[Dataset items]

________________

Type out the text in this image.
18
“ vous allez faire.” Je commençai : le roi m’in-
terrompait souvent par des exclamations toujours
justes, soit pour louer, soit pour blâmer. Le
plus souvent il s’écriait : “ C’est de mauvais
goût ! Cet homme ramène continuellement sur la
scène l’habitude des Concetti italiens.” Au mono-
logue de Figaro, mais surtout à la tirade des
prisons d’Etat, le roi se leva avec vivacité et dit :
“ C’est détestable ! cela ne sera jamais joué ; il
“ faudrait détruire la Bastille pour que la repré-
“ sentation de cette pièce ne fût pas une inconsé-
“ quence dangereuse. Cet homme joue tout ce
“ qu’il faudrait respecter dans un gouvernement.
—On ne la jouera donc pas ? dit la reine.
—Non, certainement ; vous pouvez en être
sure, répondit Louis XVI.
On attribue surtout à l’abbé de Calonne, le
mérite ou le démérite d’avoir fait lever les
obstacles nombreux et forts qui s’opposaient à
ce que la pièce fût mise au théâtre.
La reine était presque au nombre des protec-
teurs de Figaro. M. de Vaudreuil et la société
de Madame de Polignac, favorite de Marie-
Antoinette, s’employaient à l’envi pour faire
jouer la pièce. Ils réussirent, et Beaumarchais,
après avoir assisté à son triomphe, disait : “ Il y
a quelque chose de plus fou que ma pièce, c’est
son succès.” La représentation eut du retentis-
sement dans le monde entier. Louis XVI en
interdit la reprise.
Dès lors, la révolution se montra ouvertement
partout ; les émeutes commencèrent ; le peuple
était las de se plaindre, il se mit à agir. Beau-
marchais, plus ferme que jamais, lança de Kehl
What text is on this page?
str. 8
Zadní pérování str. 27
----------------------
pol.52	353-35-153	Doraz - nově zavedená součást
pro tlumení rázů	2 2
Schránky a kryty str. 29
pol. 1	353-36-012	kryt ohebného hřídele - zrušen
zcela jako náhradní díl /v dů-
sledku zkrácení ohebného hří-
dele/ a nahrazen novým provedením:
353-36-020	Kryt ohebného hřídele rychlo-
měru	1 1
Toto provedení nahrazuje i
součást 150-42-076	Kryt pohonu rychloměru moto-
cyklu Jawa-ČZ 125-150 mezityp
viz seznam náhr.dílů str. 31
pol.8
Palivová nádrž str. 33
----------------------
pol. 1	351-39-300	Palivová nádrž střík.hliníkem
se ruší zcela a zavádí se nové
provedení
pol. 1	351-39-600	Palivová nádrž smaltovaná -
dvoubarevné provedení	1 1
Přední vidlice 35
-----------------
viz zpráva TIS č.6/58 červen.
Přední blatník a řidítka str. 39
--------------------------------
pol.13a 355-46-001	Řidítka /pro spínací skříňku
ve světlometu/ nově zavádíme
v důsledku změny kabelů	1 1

________________

**REQUIRED WORK:**
The lines to quote run from the one containing "What text is on this page?" through the final line of the material above; please give them exactly, both ends included, and nothing else.

**OUTPUT FOR THIS EXERCISE:**
What text is on this page?
str. 8
Zadní pérování str. 27
----------------------
pol.52	353-35-153	Doraz - nově zavedená součást
pro tlumení rázů	2 2
Schránky a kryty str. 29
pol. 1	353-36-012	kryt ohebného hřídele - zrušen
zcela jako náhradní díl /v dů-
sledku zkrácení ohebného hří-
dele/ a nahrazen novým provedením:
353-36-020	Kryt ohebného hřídele rychlo-
měru	1 1
Toto provedení nahrazuje i
součást 150-42-076	Kryt pohonu rychloměru moto-
cyklu Jawa-ČZ 125-150 mezityp
viz seznam náhr.dílů str. 31
pol.8
Palivová nádrž str. 33
----------------------
pol. 1	351-39-300	Palivová nádrž střík.hliníkem
se ruší zcela a zavádí se nové
provedení
pol. 1	351-39-600	Palivová nádrž smaltovaná -
dvoubarevné provedení	1 1
Přední vidlice 35
-----------------
viz zpráva TIS č.6/58 červen.
Přední blatník a řidítka str. 39
--------------------------------
pol.13a 355-46-001	Řidítka /pro spínací skříňku
ve světlometu/ nově zavádíme
v důsledku změny kabelů	1 1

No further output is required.